EXERCISE DIRECTIONS
Identify every line in the records below that contains the word "amount", and reproduce each one.

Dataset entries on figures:
▽
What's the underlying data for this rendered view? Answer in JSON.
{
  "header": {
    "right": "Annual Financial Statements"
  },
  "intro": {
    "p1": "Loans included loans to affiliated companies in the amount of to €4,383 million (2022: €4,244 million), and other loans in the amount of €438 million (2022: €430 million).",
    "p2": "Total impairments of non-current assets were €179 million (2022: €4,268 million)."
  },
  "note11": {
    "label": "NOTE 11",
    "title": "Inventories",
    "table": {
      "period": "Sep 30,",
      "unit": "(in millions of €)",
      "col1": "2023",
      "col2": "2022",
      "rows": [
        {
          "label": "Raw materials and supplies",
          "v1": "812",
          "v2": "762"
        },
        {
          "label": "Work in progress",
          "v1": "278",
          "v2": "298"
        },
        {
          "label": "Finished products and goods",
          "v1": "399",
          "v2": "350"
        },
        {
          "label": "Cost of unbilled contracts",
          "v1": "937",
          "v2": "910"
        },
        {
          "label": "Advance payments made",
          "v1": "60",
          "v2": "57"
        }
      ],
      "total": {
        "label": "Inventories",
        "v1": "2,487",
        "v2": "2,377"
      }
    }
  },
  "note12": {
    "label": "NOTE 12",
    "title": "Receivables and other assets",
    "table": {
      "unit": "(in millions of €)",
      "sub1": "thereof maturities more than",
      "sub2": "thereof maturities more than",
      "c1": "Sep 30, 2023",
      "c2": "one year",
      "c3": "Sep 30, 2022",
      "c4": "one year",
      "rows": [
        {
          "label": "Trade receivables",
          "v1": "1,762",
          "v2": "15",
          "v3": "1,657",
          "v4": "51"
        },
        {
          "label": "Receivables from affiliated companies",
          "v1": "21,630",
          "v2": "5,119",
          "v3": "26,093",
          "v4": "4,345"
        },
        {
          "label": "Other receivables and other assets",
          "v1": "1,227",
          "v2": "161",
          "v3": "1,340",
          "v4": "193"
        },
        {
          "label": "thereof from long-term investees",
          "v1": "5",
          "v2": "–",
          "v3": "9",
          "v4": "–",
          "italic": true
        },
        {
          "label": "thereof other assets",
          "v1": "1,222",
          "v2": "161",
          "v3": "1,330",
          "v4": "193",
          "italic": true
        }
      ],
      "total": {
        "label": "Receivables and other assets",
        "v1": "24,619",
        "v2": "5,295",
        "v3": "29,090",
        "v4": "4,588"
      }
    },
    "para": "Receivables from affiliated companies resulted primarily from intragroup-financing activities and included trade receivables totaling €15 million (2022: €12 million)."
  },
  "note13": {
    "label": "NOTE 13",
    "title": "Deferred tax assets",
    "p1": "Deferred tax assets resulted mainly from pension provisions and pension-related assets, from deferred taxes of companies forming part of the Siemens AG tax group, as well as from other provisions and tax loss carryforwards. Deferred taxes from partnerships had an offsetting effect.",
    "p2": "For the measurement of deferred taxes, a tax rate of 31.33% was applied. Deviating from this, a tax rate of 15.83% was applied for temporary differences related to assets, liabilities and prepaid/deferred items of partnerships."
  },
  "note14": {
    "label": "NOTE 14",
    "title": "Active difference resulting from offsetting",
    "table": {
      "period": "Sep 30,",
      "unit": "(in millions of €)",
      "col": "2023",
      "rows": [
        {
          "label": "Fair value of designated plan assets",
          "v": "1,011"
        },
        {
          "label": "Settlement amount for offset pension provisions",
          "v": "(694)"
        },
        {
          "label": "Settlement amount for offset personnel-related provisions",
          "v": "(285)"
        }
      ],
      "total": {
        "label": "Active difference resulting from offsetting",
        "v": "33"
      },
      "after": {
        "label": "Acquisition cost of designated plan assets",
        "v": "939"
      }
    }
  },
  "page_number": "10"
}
△
ANSWER
    "p1": "Loans included loans to affiliated companies in the amount of to €4,383 million (2022: €4,244 million), and other loans in the amount of €438 million (2022: €430 million).",
          "label": "Settlement amount for offset pension provisions",
          "label": "Settlement amount for offset personnel-related provisions",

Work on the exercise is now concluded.